▶ What needs to be done: Search the records for "value" and copy each line that holds it.

Start

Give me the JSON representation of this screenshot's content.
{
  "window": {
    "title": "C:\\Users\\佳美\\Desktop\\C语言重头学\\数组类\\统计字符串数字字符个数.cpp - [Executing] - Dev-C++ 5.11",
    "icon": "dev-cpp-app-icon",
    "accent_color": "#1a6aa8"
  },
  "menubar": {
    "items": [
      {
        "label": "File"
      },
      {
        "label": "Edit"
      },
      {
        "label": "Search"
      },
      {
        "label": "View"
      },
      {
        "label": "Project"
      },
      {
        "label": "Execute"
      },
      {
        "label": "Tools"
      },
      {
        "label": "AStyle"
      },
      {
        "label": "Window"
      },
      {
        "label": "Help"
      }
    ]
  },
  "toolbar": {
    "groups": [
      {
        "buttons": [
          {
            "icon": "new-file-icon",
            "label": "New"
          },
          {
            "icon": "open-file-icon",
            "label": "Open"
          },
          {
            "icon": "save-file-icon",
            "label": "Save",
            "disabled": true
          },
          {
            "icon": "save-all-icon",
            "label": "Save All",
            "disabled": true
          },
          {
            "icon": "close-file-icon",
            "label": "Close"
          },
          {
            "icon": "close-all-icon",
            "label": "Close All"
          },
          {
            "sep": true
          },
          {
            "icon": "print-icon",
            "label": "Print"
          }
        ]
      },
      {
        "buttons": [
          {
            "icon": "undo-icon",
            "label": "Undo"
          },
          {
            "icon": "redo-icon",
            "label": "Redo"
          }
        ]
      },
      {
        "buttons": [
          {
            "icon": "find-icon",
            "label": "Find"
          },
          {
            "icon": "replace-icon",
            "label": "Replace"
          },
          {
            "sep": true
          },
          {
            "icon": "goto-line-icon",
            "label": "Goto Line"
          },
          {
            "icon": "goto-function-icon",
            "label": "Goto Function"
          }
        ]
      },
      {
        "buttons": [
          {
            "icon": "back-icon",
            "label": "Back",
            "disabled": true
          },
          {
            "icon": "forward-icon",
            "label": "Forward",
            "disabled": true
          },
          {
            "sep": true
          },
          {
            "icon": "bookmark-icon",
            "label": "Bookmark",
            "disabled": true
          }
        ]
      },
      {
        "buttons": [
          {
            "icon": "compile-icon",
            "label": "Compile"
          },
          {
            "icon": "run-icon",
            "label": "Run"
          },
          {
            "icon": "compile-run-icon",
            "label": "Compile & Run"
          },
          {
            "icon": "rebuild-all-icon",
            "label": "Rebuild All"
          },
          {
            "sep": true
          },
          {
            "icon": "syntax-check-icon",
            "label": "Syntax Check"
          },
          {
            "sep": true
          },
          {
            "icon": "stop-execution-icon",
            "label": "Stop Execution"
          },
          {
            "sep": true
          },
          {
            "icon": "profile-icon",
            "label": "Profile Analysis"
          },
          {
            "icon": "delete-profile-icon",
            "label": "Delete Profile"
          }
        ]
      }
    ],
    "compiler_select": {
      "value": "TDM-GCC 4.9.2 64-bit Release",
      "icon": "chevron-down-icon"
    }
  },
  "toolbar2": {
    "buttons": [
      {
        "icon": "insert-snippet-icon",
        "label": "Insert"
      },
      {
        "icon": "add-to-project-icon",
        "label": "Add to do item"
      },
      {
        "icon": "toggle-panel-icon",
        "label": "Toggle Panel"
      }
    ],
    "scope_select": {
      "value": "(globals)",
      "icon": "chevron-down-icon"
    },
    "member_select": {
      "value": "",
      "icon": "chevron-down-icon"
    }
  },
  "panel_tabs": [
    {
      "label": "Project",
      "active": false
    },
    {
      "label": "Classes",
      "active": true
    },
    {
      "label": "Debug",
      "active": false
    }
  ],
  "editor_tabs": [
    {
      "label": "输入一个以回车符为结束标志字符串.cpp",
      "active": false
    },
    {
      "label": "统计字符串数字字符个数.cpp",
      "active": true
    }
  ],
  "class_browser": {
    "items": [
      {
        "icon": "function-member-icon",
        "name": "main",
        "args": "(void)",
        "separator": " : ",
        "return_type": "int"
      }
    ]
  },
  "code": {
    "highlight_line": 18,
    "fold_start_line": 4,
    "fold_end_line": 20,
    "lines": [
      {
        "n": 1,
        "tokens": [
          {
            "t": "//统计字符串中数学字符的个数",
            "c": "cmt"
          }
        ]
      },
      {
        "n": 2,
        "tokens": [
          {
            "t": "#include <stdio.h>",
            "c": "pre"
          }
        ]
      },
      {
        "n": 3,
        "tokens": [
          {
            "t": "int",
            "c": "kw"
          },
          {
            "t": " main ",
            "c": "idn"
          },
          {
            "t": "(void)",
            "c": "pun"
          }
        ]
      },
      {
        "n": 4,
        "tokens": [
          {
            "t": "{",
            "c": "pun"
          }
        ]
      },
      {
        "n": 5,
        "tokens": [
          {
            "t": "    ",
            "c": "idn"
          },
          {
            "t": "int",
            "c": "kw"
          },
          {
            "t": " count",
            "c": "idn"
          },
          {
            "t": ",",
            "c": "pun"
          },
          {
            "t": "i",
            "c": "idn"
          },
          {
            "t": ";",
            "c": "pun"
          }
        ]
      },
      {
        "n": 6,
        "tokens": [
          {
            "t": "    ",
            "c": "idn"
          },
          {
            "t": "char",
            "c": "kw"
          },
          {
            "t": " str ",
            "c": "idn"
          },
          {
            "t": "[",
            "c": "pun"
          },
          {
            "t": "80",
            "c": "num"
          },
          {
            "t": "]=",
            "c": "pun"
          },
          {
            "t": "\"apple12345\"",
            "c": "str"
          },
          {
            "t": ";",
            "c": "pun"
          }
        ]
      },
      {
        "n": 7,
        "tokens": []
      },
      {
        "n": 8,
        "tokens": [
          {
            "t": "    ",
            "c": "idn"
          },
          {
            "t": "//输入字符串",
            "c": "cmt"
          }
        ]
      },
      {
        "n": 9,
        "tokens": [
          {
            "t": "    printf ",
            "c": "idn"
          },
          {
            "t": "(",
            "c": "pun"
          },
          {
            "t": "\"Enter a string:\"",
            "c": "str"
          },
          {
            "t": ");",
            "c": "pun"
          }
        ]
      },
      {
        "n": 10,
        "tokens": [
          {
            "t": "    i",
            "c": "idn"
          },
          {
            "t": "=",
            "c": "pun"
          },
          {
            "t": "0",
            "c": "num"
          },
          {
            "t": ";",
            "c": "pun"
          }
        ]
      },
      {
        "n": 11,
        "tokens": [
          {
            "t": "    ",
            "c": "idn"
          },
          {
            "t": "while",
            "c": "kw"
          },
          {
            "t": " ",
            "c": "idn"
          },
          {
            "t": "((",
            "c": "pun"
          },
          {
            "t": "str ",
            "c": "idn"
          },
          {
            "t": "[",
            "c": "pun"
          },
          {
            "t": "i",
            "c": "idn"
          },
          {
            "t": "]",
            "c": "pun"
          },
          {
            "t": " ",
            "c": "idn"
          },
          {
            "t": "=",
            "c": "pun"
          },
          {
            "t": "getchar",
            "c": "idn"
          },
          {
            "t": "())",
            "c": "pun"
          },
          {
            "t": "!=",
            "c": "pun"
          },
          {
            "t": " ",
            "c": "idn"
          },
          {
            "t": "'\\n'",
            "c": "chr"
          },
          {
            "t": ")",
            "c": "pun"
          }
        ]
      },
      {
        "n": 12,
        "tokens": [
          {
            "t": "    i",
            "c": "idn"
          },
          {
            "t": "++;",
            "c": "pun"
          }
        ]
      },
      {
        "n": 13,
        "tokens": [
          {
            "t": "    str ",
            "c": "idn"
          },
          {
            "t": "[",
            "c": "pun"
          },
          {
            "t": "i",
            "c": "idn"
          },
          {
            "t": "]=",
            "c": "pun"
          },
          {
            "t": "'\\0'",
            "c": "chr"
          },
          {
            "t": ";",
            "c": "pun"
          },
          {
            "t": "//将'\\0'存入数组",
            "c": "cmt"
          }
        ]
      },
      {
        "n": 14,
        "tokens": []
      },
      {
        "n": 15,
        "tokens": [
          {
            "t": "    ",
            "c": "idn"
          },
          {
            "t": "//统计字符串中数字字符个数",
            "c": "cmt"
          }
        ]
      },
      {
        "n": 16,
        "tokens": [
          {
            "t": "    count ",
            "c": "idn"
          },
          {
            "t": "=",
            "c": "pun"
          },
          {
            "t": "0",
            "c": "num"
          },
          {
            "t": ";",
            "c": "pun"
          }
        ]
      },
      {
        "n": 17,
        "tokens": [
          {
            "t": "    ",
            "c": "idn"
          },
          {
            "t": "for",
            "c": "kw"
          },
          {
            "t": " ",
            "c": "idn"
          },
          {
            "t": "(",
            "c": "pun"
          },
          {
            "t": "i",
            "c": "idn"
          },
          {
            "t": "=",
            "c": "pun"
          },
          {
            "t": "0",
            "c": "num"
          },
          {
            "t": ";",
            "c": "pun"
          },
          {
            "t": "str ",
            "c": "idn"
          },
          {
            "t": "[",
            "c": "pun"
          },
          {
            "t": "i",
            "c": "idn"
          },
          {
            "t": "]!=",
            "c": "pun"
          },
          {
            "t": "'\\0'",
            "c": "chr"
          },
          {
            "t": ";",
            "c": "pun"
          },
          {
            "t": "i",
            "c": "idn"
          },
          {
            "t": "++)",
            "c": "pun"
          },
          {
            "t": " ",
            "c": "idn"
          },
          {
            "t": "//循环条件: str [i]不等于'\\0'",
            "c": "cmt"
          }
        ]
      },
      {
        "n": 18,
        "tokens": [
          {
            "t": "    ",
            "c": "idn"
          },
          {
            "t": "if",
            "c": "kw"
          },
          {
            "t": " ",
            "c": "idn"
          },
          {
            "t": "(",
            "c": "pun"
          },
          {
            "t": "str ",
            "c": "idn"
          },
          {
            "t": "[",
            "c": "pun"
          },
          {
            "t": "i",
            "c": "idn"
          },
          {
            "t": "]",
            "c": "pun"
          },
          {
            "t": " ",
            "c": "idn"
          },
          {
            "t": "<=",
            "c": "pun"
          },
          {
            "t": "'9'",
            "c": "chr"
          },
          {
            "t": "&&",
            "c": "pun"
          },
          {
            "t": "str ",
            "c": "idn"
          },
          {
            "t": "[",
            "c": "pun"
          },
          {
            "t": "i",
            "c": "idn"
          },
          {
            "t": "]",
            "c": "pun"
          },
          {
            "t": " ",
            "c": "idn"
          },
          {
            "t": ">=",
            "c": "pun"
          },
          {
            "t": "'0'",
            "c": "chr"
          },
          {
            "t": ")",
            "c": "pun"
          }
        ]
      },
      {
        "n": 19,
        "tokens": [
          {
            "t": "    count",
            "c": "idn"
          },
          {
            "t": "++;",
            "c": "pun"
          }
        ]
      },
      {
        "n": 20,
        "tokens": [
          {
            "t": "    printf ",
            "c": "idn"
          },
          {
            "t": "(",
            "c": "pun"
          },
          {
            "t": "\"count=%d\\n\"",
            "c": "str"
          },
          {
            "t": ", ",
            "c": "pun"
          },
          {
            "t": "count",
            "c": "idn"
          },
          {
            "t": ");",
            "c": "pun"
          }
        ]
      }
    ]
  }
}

End

▶ Exercise solution:
      "value": "TDM-GCC 4.9.2 64-bit Release",
      "value": "(globals)",
      "value": "",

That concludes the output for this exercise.